▶ WHAT TO WORK ON
Set the listing down unchanged, minus every embedded image.

▶ LISTED ENTRIES
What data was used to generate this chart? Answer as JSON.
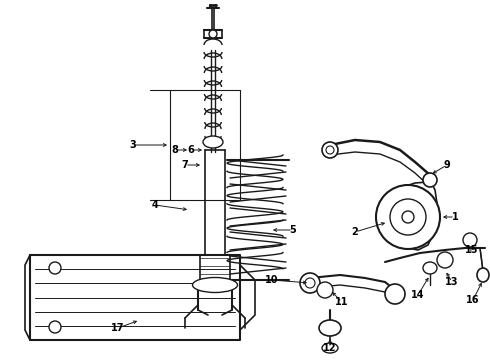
{
  "background_color": "#ffffff",
  "line_color": "#1a1a1a",
  "fig_width": 4.9,
  "fig_height": 3.6,
  "dpi": 100
}
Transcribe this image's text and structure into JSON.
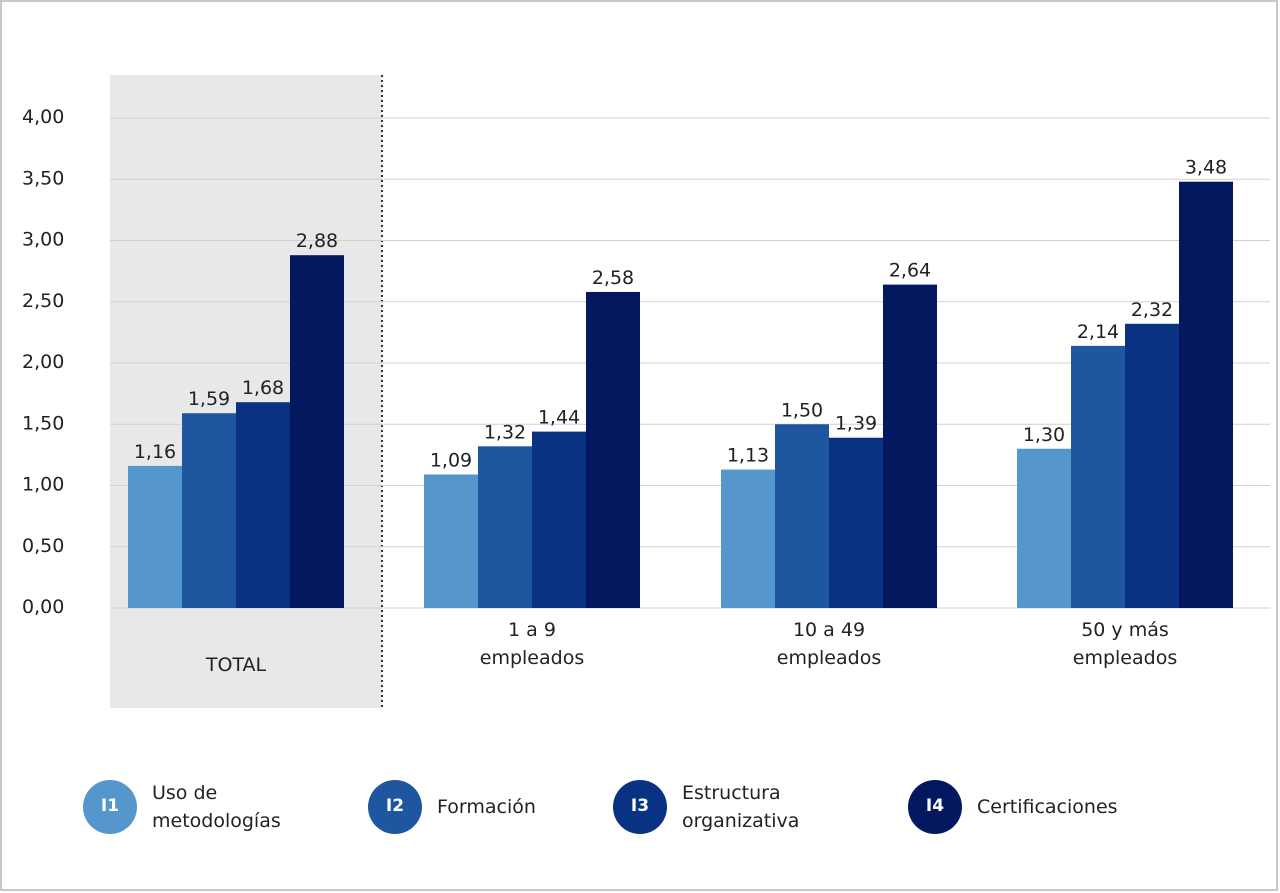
{
  "chart_data": {
    "type": "bar",
    "categories": [
      "TOTAL",
      "1 a 9\nempleados",
      "10 a 49\nempleados",
      "50 y más\nempleados"
    ],
    "series": [
      {
        "code": "I1",
        "name": "Uso de\nmetodologías",
        "color": "#5597cc",
        "values": [
          1.16,
          1.09,
          1.13,
          1.3
        ],
        "value_labels": [
          "1,16",
          "1,09",
          "1,13",
          "1,30"
        ]
      },
      {
        "code": "I2",
        "name": "Formación",
        "color": "#1e56a0",
        "values": [
          1.59,
          1.32,
          1.5,
          2.14
        ],
        "value_labels": [
          "1,59",
          "1,32",
          "1,50",
          "2,14"
        ]
      },
      {
        "code": "I3",
        "name": "Estructura\norganizativa",
        "color": "#0a3282",
        "values": [
          1.68,
          1.44,
          1.39,
          2.32
        ],
        "value_labels": [
          "1,68",
          "1,44",
          "1,39",
          "2,32"
        ]
      },
      {
        "code": "I4",
        "name": "Certificaciones",
        "color": "#03185e",
        "values": [
          2.88,
          2.58,
          2.64,
          3.48
        ],
        "value_labels": [
          "2,88",
          "2,58",
          "2,64",
          "3,48"
        ]
      }
    ],
    "ylim": [
      0,
      4
    ],
    "yticks": [
      {
        "value": 0,
        "label": "0,00"
      },
      {
        "value": 0.5,
        "label": "0,50"
      },
      {
        "value": 1,
        "label": "1,00"
      },
      {
        "value": 1.5,
        "label": "1,50"
      },
      {
        "value": 2,
        "label": "2,00"
      },
      {
        "value": 2.5,
        "label": "2,50"
      },
      {
        "value": 3,
        "label": "3,00"
      },
      {
        "value": 3.5,
        "label": "3,50"
      },
      {
        "value": 4,
        "label": "4,00"
      }
    ],
    "grid": true
  }
}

▶ WORKED SOLUTION
What data was used to generate this chart? Answer as JSON.
{
  "background_color": "#ffffff",
  "line_color": "#1a1a1a",
  "fig_width": 4.9,
  "fig_height": 3.6,
  "dpi": 100
}
Transcribe this image's text and structure into JSON.
{
  "chart_data": {
    "type": "bar",
    "categories": [
      "TOTAL",
      "1 a 9\nempleados",
      "10 a 49\nempleados",
      "50 y más\nempleados"
    ],
    "series": [
      {
        "code": "I1",
        "name": "Uso de\nmetodologías",
        "color": "#5597cc",
        "values": [
          1.16,
          1.09,
          1.13,
          1.3
        ],
        "value_labels": [
          "1,16",
          "1,09",
          "1,13",
          "1,30"
        ]
      },
      {
        "code": "I2",
        "name": "Formación",
        "color": "#1e56a0",
        "values": [
          1.59,
          1.32,
          1.5,
          2.14
        ],
        "value_labels": [
          "1,59",
          "1,32",
          "1,50",
          "2,14"
        ]
      },
      {
        "code": "I3",
        "name": "Estructura\norganizativa",
        "color": "#0a3282",
        "values": [
          1.68,
          1.44,
          1.39,
          2.32
        ],
        "value_labels": [
          "1,68",
          "1,44",
          "1,39",
          "2,32"
        ]
      },
      {
        "code": "I4",
        "name": "Certificaciones",
        "color": "#03185e",
        "values": [
          2.88,
          2.58,
          2.64,
          3.48
        ],
        "value_labels": [
          "2,88",
          "2,58",
          "2,64",
          "3,48"
        ]
      }
    ],
    "ylim": [
      0,
      4
    ],
    "yticks": [
      {
        "value": 0,
        "label": "0,00"
      },
      {
        "value": 0.5,
        "label": "0,50"
      },
      {
        "value": 1,
        "label": "1,00"
      },
      {
        "value": 1.5,
        "label": "1,50"
      },
      {
        "value": 2,
        "label": "2,00"
      },
      {
        "value": 2.5,
        "label": "2,50"
      },
      {
        "value": 3,
        "label": "3,00"
      },
      {
        "value": 3.5,
        "label": "3,50"
      },
      {
        "value": 4,
        "label": "4,00"
      }
    ],
    "grid": true
  }
}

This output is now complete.